Copy every entry exactly.

+++++

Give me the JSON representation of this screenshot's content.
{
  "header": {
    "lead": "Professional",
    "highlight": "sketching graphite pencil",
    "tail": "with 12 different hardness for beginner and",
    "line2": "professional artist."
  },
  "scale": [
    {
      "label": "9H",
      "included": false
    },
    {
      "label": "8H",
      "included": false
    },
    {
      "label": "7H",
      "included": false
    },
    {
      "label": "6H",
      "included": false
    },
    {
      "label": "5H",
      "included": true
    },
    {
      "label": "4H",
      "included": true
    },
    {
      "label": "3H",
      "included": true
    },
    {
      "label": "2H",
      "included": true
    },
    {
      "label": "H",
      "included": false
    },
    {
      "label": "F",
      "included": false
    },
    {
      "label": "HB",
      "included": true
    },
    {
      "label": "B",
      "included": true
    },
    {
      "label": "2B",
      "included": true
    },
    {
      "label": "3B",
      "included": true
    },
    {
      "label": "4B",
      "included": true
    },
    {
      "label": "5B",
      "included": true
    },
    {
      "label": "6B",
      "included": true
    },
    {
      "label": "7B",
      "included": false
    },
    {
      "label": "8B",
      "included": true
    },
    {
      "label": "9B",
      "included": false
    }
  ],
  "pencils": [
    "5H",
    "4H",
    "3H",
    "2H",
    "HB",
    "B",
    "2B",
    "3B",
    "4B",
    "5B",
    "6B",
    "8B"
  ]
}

+++++

[RESULT]:
Give me the JSON representation of this screenshot's content.
{
  "header": {
    "lead": "Professional",
    "highlight": "sketching graphite pencil",
    "tail": "with 12 different hardness for beginner and",
    "line2": "professional artist."
  },
  "scale": [
    {
      "label": "9H",
      "included": false
    },
    {
      "label": "8H",
      "included": false
    },
    {
      "label": "7H",
      "included": false
    },
    {
      "label": "6H",
      "included": false
    },
    {
      "label": "5H",
      "included": true
    },
    {
      "label": "4H",
      "included": true
    },
    {
      "label": "3H",
      "included": true
    },
    {
      "label": "2H",
      "included": true
    },
    {
      "label": "H",
      "included": false
    },
    {
      "label": "F",
      "included": false
    },
    {
      "label": "HB",
      "included": true
    },
    {
      "label": "B",
      "included": true
    },
    {
      "label": "2B",
      "included": true
    },
    {
      "label": "3B",
      "included": true
    },
    {
      "label": "4B",
      "included": true
    },
    {
      "label": "5B",
      "included": true
    },
    {
      "label": "6B",
      "included": true
    },
    {
      "label": "7B",
      "included": false
    },
    {
      "label": "8B",
      "included": true
    },
    {
      "label": "9B",
      "included": false
    }
  ],
  "pencils": [
    "5H",
    "4H",
    "3H",
    "2H",
    "HB",
    "B",
    "2B",
    "3B",
    "4B",
    "5B",
    "6B",
    "8B"
  ]
}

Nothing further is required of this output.